[Records provided]
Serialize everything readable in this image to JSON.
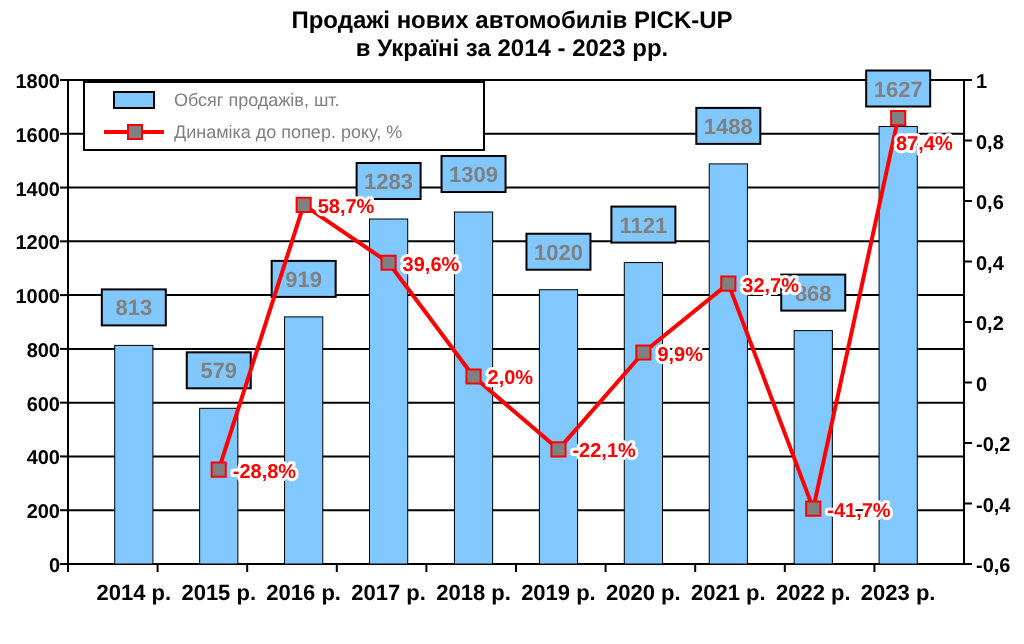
{
  "chart_data": {
    "type": "bar",
    "title": "Продажі нових автомобилів  PICK-UP\nв Україні за 2014 - 2023  рр.",
    "categories": [
      "2014 р.",
      "2015 р.",
      "2016 р.",
      "2017 р.",
      "2018 р.",
      "2019 р.",
      "2020 р.",
      "2021 р.",
      "2022 р.",
      "2023 р."
    ],
    "series": [
      {
        "name": "Обсяг продажів, шт.",
        "type": "bar",
        "color": "#80c8ff",
        "values": [
          813,
          579,
          919,
          1283,
          1309,
          1020,
          1121,
          1488,
          868,
          1627
        ],
        "data_labels": true
      },
      {
        "name": "Динаміка до попер. року, %",
        "type": "line",
        "axis": "y2",
        "color": "#ff0000",
        "marker": "square",
        "values": [
          null,
          -0.288,
          0.587,
          0.396,
          0.02,
          -0.221,
          0.099,
          0.327,
          -0.417,
          0.874
        ],
        "value_labels": [
          null,
          "-28,8%",
          "58,7%",
          "39,6%",
          "2,0%",
          "-22,1%",
          "9,9%",
          "32,7%",
          "-41,7%",
          "87,4%"
        ]
      }
    ],
    "ylim": [
      0,
      1800
    ],
    "yticks": [
      0,
      200,
      400,
      600,
      800,
      1000,
      1200,
      1400,
      1600,
      1800
    ],
    "y2lim": [
      -0.6,
      1
    ],
    "y2ticks": [
      {
        "value": -0.6,
        "label": "-0,6"
      },
      {
        "value": -0.4,
        "label": "-0,4"
      },
      {
        "value": -0.2,
        "label": "-0,2"
      },
      0,
      {
        "value": 0.2,
        "label": "0,2"
      },
      {
        "value": 0.4,
        "label": "0,4"
      },
      {
        "value": 0.6,
        "label": "0,6"
      },
      {
        "value": 0.8,
        "label": "0,8"
      },
      1
    ],
    "grid": "y",
    "legend": "top left"
  }
}
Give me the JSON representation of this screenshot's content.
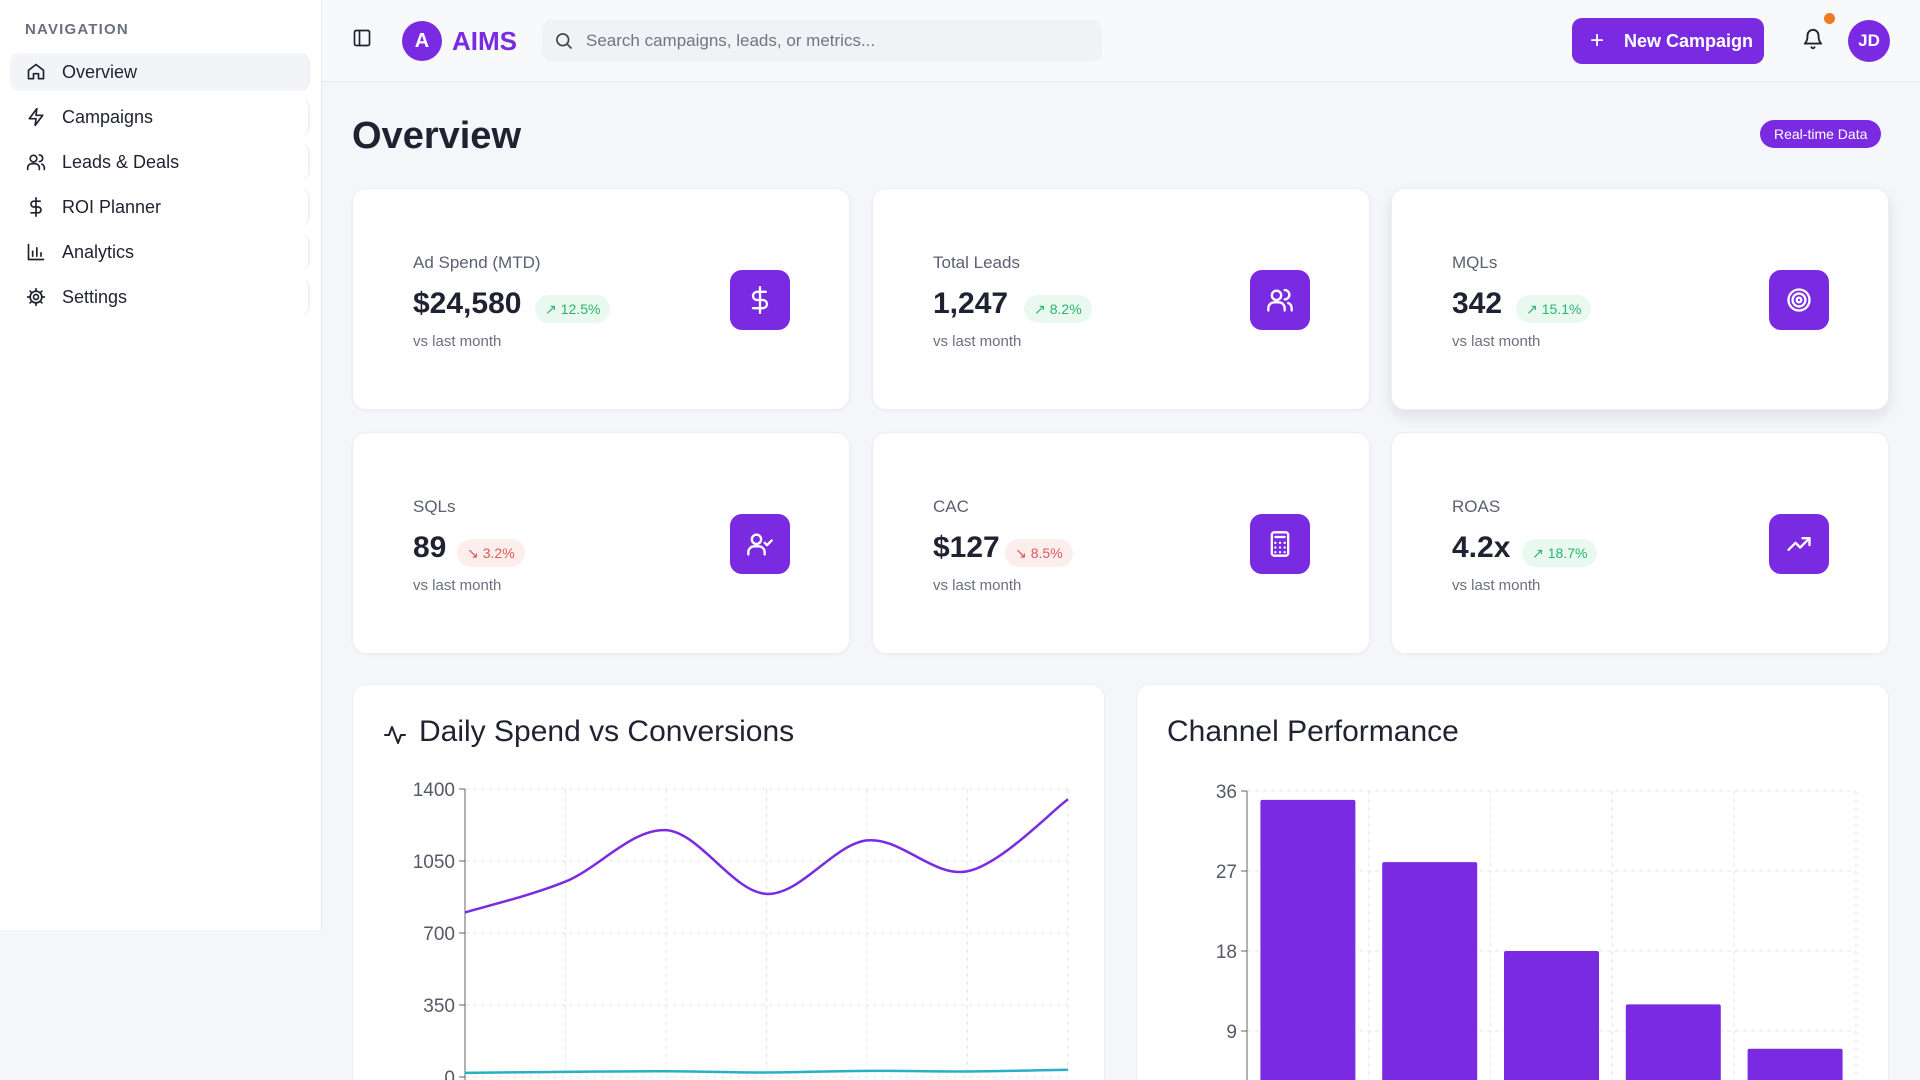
{
  "sidebar": {
    "heading": "NAVIGATION",
    "items": [
      {
        "label": "Overview",
        "icon": "home-icon"
      },
      {
        "label": "Campaigns",
        "icon": "lightning-icon"
      },
      {
        "label": "Leads & Deals",
        "icon": "users-icon"
      },
      {
        "label": "ROI Planner",
        "icon": "dollar-icon"
      },
      {
        "label": "Analytics",
        "icon": "bar-chart-icon"
      },
      {
        "label": "Settings",
        "icon": "gear-icon"
      }
    ],
    "active_index": 0
  },
  "header": {
    "logo_letter": "A",
    "app_name": "AIMS",
    "search_placeholder": "Search campaigns, leads, or metrics...",
    "new_campaign_label": "New Campaign",
    "avatar_initials": "JD"
  },
  "main": {
    "title": "Overview",
    "badge": "Real-time Data",
    "kpis": [
      {
        "label": "Ad Spend (MTD)",
        "value": "$24,580",
        "delta": "12.5%",
        "trend": "up",
        "sub": "vs last month",
        "icon": "dollar-icon"
      },
      {
        "label": "Total Leads",
        "value": "1,247",
        "delta": "8.2%",
        "trend": "up",
        "sub": "vs last month",
        "icon": "users-icon"
      },
      {
        "label": "MQLs",
        "value": "342",
        "delta": "15.1%",
        "trend": "up",
        "sub": "vs last month",
        "icon": "target-icon"
      },
      {
        "label": "SQLs",
        "value": "89",
        "delta": "3.2%",
        "trend": "down",
        "sub": "vs last month",
        "icon": "user-check-icon"
      },
      {
        "label": "CAC",
        "value": "$127",
        "delta": "8.5%",
        "trend": "down",
        "sub": "vs last month",
        "icon": "calculator-icon"
      },
      {
        "label": "ROAS",
        "value": "4.2x",
        "delta": "18.7%",
        "trend": "up",
        "sub": "vs last month",
        "icon": "trending-up-icon"
      }
    ]
  },
  "colors": {
    "accent": "#7a2be2",
    "line_secondary": "#27b0c4",
    "up": "#28b46b",
    "down": "#e25555"
  },
  "chart_data": [
    {
      "type": "line",
      "title": "Daily Spend vs Conversions",
      "x": [
        0,
        1,
        2,
        3,
        4,
        5,
        6
      ],
      "series": [
        {
          "values": [
            800,
            950,
            1200,
            890,
            1150,
            1000,
            1350
          ]
        },
        {
          "values": [
            20,
            25,
            28,
            22,
            30,
            27,
            35
          ]
        }
      ],
      "ylim": [
        0,
        1400
      ],
      "yticks": [
        0,
        350,
        700,
        1050,
        1400
      ],
      "grid": true
    },
    {
      "type": "bar",
      "title": "Channel Performance",
      "categories": [
        "",
        "",
        "",
        "",
        ""
      ],
      "values": [
        35,
        28,
        18,
        12,
        7
      ],
      "ylim": [
        0,
        36
      ],
      "yticks": [
        9,
        18,
        27,
        36
      ],
      "grid": true
    }
  ]
}
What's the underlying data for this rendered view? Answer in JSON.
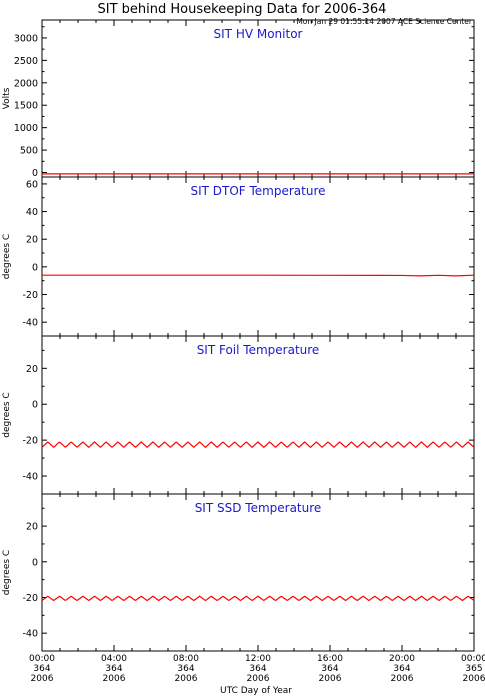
{
  "figure": {
    "title": "SIT behind Housekeeping Data for 2006-364",
    "timestamp": "Mon Jan 29 01:55:14 2007 ACE Science Center",
    "xlabel": "UTC Day of Year",
    "x_ticks": [
      {
        "t": "00:00",
        "d": "364",
        "y": "2006"
      },
      {
        "t": "04:00",
        "d": "364",
        "y": "2006"
      },
      {
        "t": "08:00",
        "d": "364",
        "y": "2006"
      },
      {
        "t": "12:00",
        "d": "364",
        "y": "2006"
      },
      {
        "t": "16:00",
        "d": "364",
        "y": "2006"
      },
      {
        "t": "20:00",
        "d": "364",
        "y": "2006"
      },
      {
        "t": "00:00",
        "d": "365",
        "y": "2006"
      }
    ]
  },
  "colors": {
    "title_text": "#1a1acc",
    "series": "#ff0000",
    "axis": "#000000"
  },
  "chart_data": [
    {
      "type": "line",
      "title": "SIT HV Monitor",
      "ylabel": "Volts",
      "xlim": [
        0,
        24
      ],
      "ylim": [
        -100,
        3400
      ],
      "yticks": [
        0,
        500,
        1000,
        1500,
        2000,
        2500,
        3000
      ],
      "ytick_labels": [
        "0",
        "500",
        "1000",
        "1500",
        "2000",
        "2500",
        "3000"
      ],
      "grid": false,
      "series": [
        {
          "x": [
            0,
            4,
            8,
            12,
            16,
            20,
            24
          ],
          "y": [
            -30,
            -30,
            -30,
            -30,
            -30,
            -30,
            -30
          ]
        }
      ]
    },
    {
      "type": "line",
      "title": "SIT DTOF Temperature",
      "ylabel": "degrees C",
      "xlim": [
        0,
        24
      ],
      "ylim": [
        -50,
        65
      ],
      "yticks": [
        -40,
        -20,
        0,
        20,
        40,
        60
      ],
      "ytick_labels": [
        "-40",
        "-20",
        "0",
        "20",
        "40",
        "60"
      ],
      "grid": false,
      "series": [
        {
          "x": [
            0,
            4,
            8,
            12,
            16,
            20,
            21,
            22,
            23,
            24
          ],
          "y": [
            -6,
            -6,
            -6,
            -6,
            -6.1,
            -6.2,
            -6.5,
            -6.1,
            -6.5,
            -6
          ]
        }
      ]
    },
    {
      "type": "line",
      "title": "SIT Foil Temperature",
      "ylabel": "degrees C",
      "xlim": [
        0,
        24
      ],
      "ylim": [
        -50,
        38
      ],
      "yticks": [
        -40,
        -20,
        0,
        20
      ],
      "ytick_labels": [
        "-40",
        "-20",
        "0",
        "20"
      ],
      "grid": false,
      "oscillation": {
        "mean": -22.5,
        "amplitude": 1.5,
        "cycles": 37
      }
    },
    {
      "type": "line",
      "title": "SIT SSD Temperature",
      "ylabel": "degrees C",
      "xlim": [
        0,
        24
      ],
      "ylim": [
        -50,
        38
      ],
      "yticks": [
        -40,
        -20,
        0,
        20
      ],
      "ytick_labels": [
        "-40",
        "-20",
        "0",
        "20"
      ],
      "grid": false,
      "oscillation": {
        "mean": -20.5,
        "amplitude": 1.2,
        "cycles": 37
      }
    }
  ]
}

[Your objective]
Consider the entries above and return each line with the string "Temperature".

[Solution to this task]
      "title": "SIT DTOF Temperature",
      "title": "SIT Foil Temperature",
      "title": "SIT SSD Temperature",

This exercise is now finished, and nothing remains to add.